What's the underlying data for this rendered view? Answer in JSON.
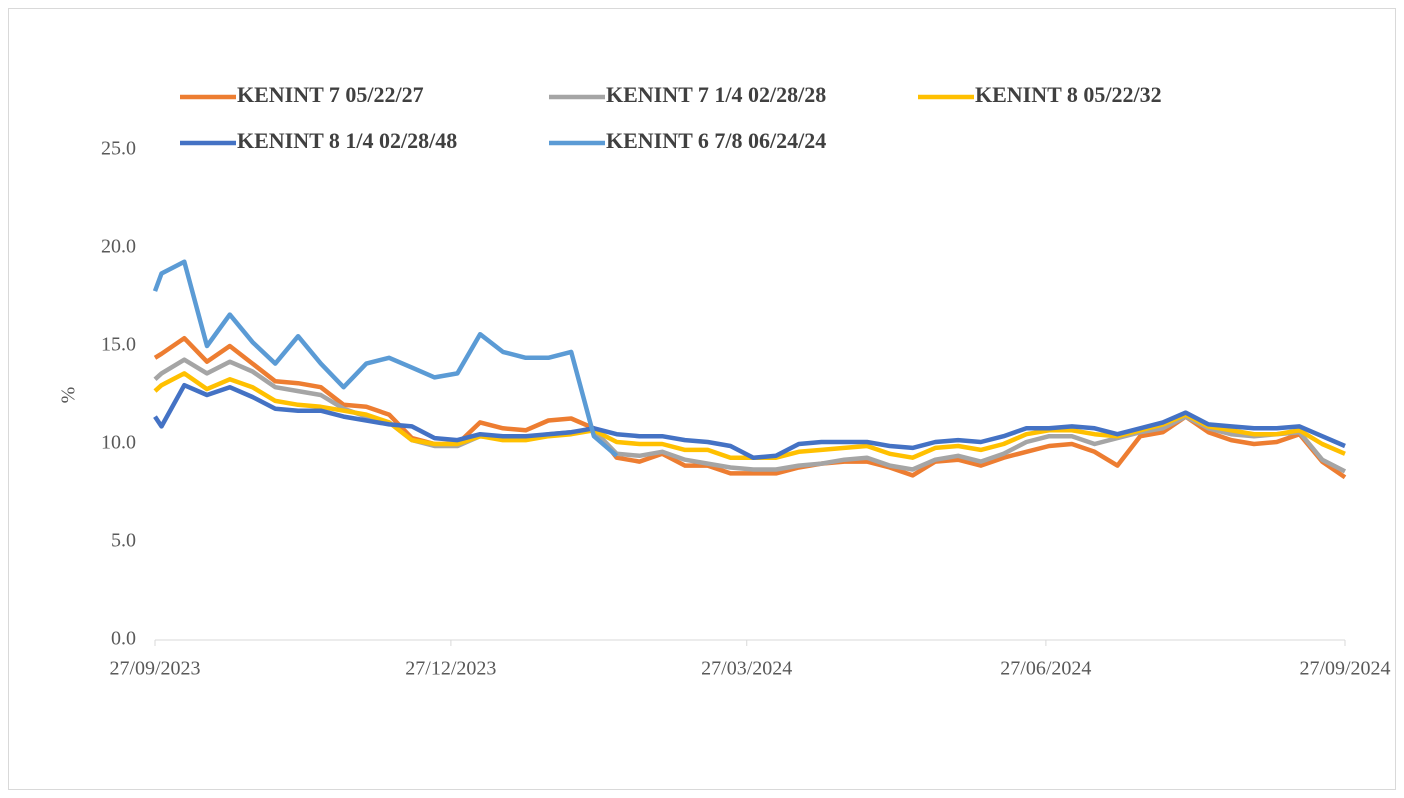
{
  "chart_data": {
    "type": "line",
    "x": [
      "27/09/2023",
      "29/09/2023",
      "06/10/2023",
      "13/10/2023",
      "20/10/2023",
      "27/10/2023",
      "03/11/2023",
      "10/11/2023",
      "17/11/2023",
      "24/11/2023",
      "01/12/2023",
      "08/12/2023",
      "15/12/2023",
      "22/12/2023",
      "29/12/2023",
      "05/01/2024",
      "12/01/2024",
      "19/01/2024",
      "26/01/2024",
      "02/02/2024",
      "09/02/2024",
      "16/02/2024",
      "23/02/2024",
      "01/03/2024",
      "08/03/2024",
      "15/03/2024",
      "22/03/2024",
      "29/03/2024",
      "05/04/2024",
      "12/04/2024",
      "19/04/2024",
      "26/04/2024",
      "03/05/2024",
      "10/05/2024",
      "17/05/2024",
      "24/05/2024",
      "31/05/2024",
      "07/06/2024",
      "14/06/2024",
      "21/06/2024",
      "28/06/2024",
      "05/07/2024",
      "12/07/2024",
      "19/07/2024",
      "26/07/2024",
      "02/08/2024",
      "09/08/2024",
      "16/08/2024",
      "23/08/2024",
      "30/08/2024",
      "06/09/2024",
      "13/09/2024",
      "20/09/2024",
      "27/09/2024"
    ],
    "series": [
      {
        "name": "KENINT 7 05/22/27",
        "color": "#ED7D31",
        "values": [
          14.4,
          14.6,
          15.4,
          14.2,
          15.0,
          14.1,
          13.2,
          13.1,
          12.9,
          12.0,
          11.9,
          11.5,
          10.3,
          10.0,
          10.0,
          11.1,
          10.8,
          10.7,
          11.2,
          11.3,
          10.8,
          9.3,
          9.1,
          9.5,
          8.9,
          8.9,
          8.5,
          8.5,
          8.5,
          8.8,
          9.0,
          9.1,
          9.1,
          8.8,
          8.4,
          9.1,
          9.2,
          8.9,
          9.3,
          9.6,
          9.9,
          10.0,
          9.6,
          8.9,
          10.4,
          10.6,
          11.4,
          10.6,
          10.2,
          10.0,
          10.1,
          10.5,
          9.1,
          8.3
        ]
      },
      {
        "name": "KENINT 7 1/4 02/28/28",
        "color": "#A5A5A5",
        "values": [
          13.3,
          13.6,
          14.3,
          13.6,
          14.2,
          13.7,
          12.9,
          12.7,
          12.5,
          11.8,
          11.4,
          11.1,
          10.2,
          9.9,
          9.9,
          10.4,
          10.3,
          10.3,
          10.5,
          10.6,
          10.7,
          9.5,
          9.4,
          9.6,
          9.2,
          9.0,
          8.8,
          8.7,
          8.7,
          8.9,
          9.0,
          9.2,
          9.3,
          8.9,
          8.7,
          9.2,
          9.4,
          9.1,
          9.5,
          10.1,
          10.4,
          10.4,
          10.0,
          10.3,
          10.6,
          10.8,
          11.4,
          10.8,
          10.5,
          10.4,
          10.5,
          10.6,
          9.2,
          8.6
        ]
      },
      {
        "name": "KENINT 8 05/22/32",
        "color": "#FFC000",
        "values": [
          12.7,
          13.0,
          13.6,
          12.8,
          13.3,
          12.9,
          12.2,
          12.0,
          11.9,
          11.7,
          11.5,
          11.1,
          10.2,
          10.0,
          10.0,
          10.4,
          10.2,
          10.2,
          10.4,
          10.5,
          10.7,
          10.1,
          10.0,
          10.0,
          9.7,
          9.7,
          9.3,
          9.3,
          9.3,
          9.6,
          9.7,
          9.8,
          9.9,
          9.5,
          9.3,
          9.8,
          9.9,
          9.7,
          10.0,
          10.5,
          10.7,
          10.7,
          10.5,
          10.4,
          10.7,
          11.0,
          11.5,
          10.9,
          10.7,
          10.5,
          10.5,
          10.7,
          10.0,
          9.5
        ]
      },
      {
        "name": "KENINT 8 1/4 02/28/48",
        "color": "#4472C4",
        "values": [
          11.4,
          10.9,
          13.0,
          12.5,
          12.9,
          12.4,
          11.8,
          11.7,
          11.7,
          11.4,
          11.2,
          11.0,
          10.9,
          10.3,
          10.2,
          10.5,
          10.4,
          10.4,
          10.5,
          10.6,
          10.8,
          10.5,
          10.4,
          10.4,
          10.2,
          10.1,
          9.9,
          9.3,
          9.4,
          10.0,
          10.1,
          10.1,
          10.1,
          9.9,
          9.8,
          10.1,
          10.2,
          10.1,
          10.4,
          10.8,
          10.8,
          10.9,
          10.8,
          10.5,
          10.8,
          11.1,
          11.6,
          11.0,
          10.9,
          10.8,
          10.8,
          10.9,
          10.4,
          9.9
        ]
      },
      {
        "name": "KENINT 6 7/8 06/24/24",
        "color": "#5B9BD5",
        "values": [
          17.8,
          18.7,
          19.3,
          15.0,
          16.6,
          15.2,
          14.1,
          15.5,
          14.1,
          12.9,
          14.1,
          14.4,
          13.9,
          13.4,
          13.6,
          15.6,
          14.7,
          14.4,
          14.4,
          14.7,
          10.4,
          9.4,
          null,
          null,
          null,
          null,
          null,
          null,
          null,
          null,
          null,
          null,
          null,
          null,
          null,
          null,
          null,
          null,
          null,
          null,
          null,
          null,
          null,
          null,
          null,
          null,
          null,
          null,
          null,
          null,
          null,
          null,
          null,
          null
        ]
      }
    ],
    "xlim": [
      "27/09/2023",
      "27/09/2024"
    ],
    "xticks": [
      "27/09/2023",
      "27/12/2023",
      "27/03/2024",
      "27/06/2024",
      "27/09/2024"
    ],
    "ylabel": "%",
    "ylim": [
      0,
      25
    ],
    "yticks": [
      {
        "value": 0,
        "label": "0.0"
      },
      {
        "value": 5,
        "label": "5.0"
      },
      {
        "value": 10,
        "label": "10.0"
      },
      {
        "value": 15,
        "label": "15.0"
      },
      {
        "value": 20,
        "label": "20.0"
      },
      {
        "value": 25,
        "label": "25.0"
      }
    ]
  }
}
++++++++
What you need to do.
Nothing but the pictures may be dropped; output the records above exactly.

Expected answer.
What's the underlying data for this rendered view? Answer in JSON.
{
  "chart_data": {
    "type": "line",
    "x": [
      "27/09/2023",
      "29/09/2023",
      "06/10/2023",
      "13/10/2023",
      "20/10/2023",
      "27/10/2023",
      "03/11/2023",
      "10/11/2023",
      "17/11/2023",
      "24/11/2023",
      "01/12/2023",
      "08/12/2023",
      "15/12/2023",
      "22/12/2023",
      "29/12/2023",
      "05/01/2024",
      "12/01/2024",
      "19/01/2024",
      "26/01/2024",
      "02/02/2024",
      "09/02/2024",
      "16/02/2024",
      "23/02/2024",
      "01/03/2024",
      "08/03/2024",
      "15/03/2024",
      "22/03/2024",
      "29/03/2024",
      "05/04/2024",
      "12/04/2024",
      "19/04/2024",
      "26/04/2024",
      "03/05/2024",
      "10/05/2024",
      "17/05/2024",
      "24/05/2024",
      "31/05/2024",
      "07/06/2024",
      "14/06/2024",
      "21/06/2024",
      "28/06/2024",
      "05/07/2024",
      "12/07/2024",
      "19/07/2024",
      "26/07/2024",
      "02/08/2024",
      "09/08/2024",
      "16/08/2024",
      "23/08/2024",
      "30/08/2024",
      "06/09/2024",
      "13/09/2024",
      "20/09/2024",
      "27/09/2024"
    ],
    "series": [
      {
        "name": "KENINT 7 05/22/27",
        "color": "#ED7D31",
        "values": [
          14.4,
          14.6,
          15.4,
          14.2,
          15.0,
          14.1,
          13.2,
          13.1,
          12.9,
          12.0,
          11.9,
          11.5,
          10.3,
          10.0,
          10.0,
          11.1,
          10.8,
          10.7,
          11.2,
          11.3,
          10.8,
          9.3,
          9.1,
          9.5,
          8.9,
          8.9,
          8.5,
          8.5,
          8.5,
          8.8,
          9.0,
          9.1,
          9.1,
          8.8,
          8.4,
          9.1,
          9.2,
          8.9,
          9.3,
          9.6,
          9.9,
          10.0,
          9.6,
          8.9,
          10.4,
          10.6,
          11.4,
          10.6,
          10.2,
          10.0,
          10.1,
          10.5,
          9.1,
          8.3
        ]
      },
      {
        "name": "KENINT 7 1/4 02/28/28",
        "color": "#A5A5A5",
        "values": [
          13.3,
          13.6,
          14.3,
          13.6,
          14.2,
          13.7,
          12.9,
          12.7,
          12.5,
          11.8,
          11.4,
          11.1,
          10.2,
          9.9,
          9.9,
          10.4,
          10.3,
          10.3,
          10.5,
          10.6,
          10.7,
          9.5,
          9.4,
          9.6,
          9.2,
          9.0,
          8.8,
          8.7,
          8.7,
          8.9,
          9.0,
          9.2,
          9.3,
          8.9,
          8.7,
          9.2,
          9.4,
          9.1,
          9.5,
          10.1,
          10.4,
          10.4,
          10.0,
          10.3,
          10.6,
          10.8,
          11.4,
          10.8,
          10.5,
          10.4,
          10.5,
          10.6,
          9.2,
          8.6
        ]
      },
      {
        "name": "KENINT 8 05/22/32",
        "color": "#FFC000",
        "values": [
          12.7,
          13.0,
          13.6,
          12.8,
          13.3,
          12.9,
          12.2,
          12.0,
          11.9,
          11.7,
          11.5,
          11.1,
          10.2,
          10.0,
          10.0,
          10.4,
          10.2,
          10.2,
          10.4,
          10.5,
          10.7,
          10.1,
          10.0,
          10.0,
          9.7,
          9.7,
          9.3,
          9.3,
          9.3,
          9.6,
          9.7,
          9.8,
          9.9,
          9.5,
          9.3,
          9.8,
          9.9,
          9.7,
          10.0,
          10.5,
          10.7,
          10.7,
          10.5,
          10.4,
          10.7,
          11.0,
          11.5,
          10.9,
          10.7,
          10.5,
          10.5,
          10.7,
          10.0,
          9.5
        ]
      },
      {
        "name": "KENINT 8 1/4 02/28/48",
        "color": "#4472C4",
        "values": [
          11.4,
          10.9,
          13.0,
          12.5,
          12.9,
          12.4,
          11.8,
          11.7,
          11.7,
          11.4,
          11.2,
          11.0,
          10.9,
          10.3,
          10.2,
          10.5,
          10.4,
          10.4,
          10.5,
          10.6,
          10.8,
          10.5,
          10.4,
          10.4,
          10.2,
          10.1,
          9.9,
          9.3,
          9.4,
          10.0,
          10.1,
          10.1,
          10.1,
          9.9,
          9.8,
          10.1,
          10.2,
          10.1,
          10.4,
          10.8,
          10.8,
          10.9,
          10.8,
          10.5,
          10.8,
          11.1,
          11.6,
          11.0,
          10.9,
          10.8,
          10.8,
          10.9,
          10.4,
          9.9
        ]
      },
      {
        "name": "KENINT 6 7/8 06/24/24",
        "color": "#5B9BD5",
        "values": [
          17.8,
          18.7,
          19.3,
          15.0,
          16.6,
          15.2,
          14.1,
          15.5,
          14.1,
          12.9,
          14.1,
          14.4,
          13.9,
          13.4,
          13.6,
          15.6,
          14.7,
          14.4,
          14.4,
          14.7,
          10.4,
          9.4,
          null,
          null,
          null,
          null,
          null,
          null,
          null,
          null,
          null,
          null,
          null,
          null,
          null,
          null,
          null,
          null,
          null,
          null,
          null,
          null,
          null,
          null,
          null,
          null,
          null,
          null,
          null,
          null,
          null,
          null,
          null,
          null
        ]
      }
    ],
    "xlim": [
      "27/09/2023",
      "27/09/2024"
    ],
    "xticks": [
      "27/09/2023",
      "27/12/2023",
      "27/03/2024",
      "27/06/2024",
      "27/09/2024"
    ],
    "ylabel": "%",
    "ylim": [
      0,
      25
    ],
    "yticks": [
      {
        "value": 0,
        "label": "0.0"
      },
      {
        "value": 5,
        "label": "5.0"
      },
      {
        "value": 10,
        "label": "10.0"
      },
      {
        "value": 15,
        "label": "15.0"
      },
      {
        "value": 20,
        "label": "20.0"
      },
      {
        "value": 25,
        "label": "25.0"
      }
    ]
  }
}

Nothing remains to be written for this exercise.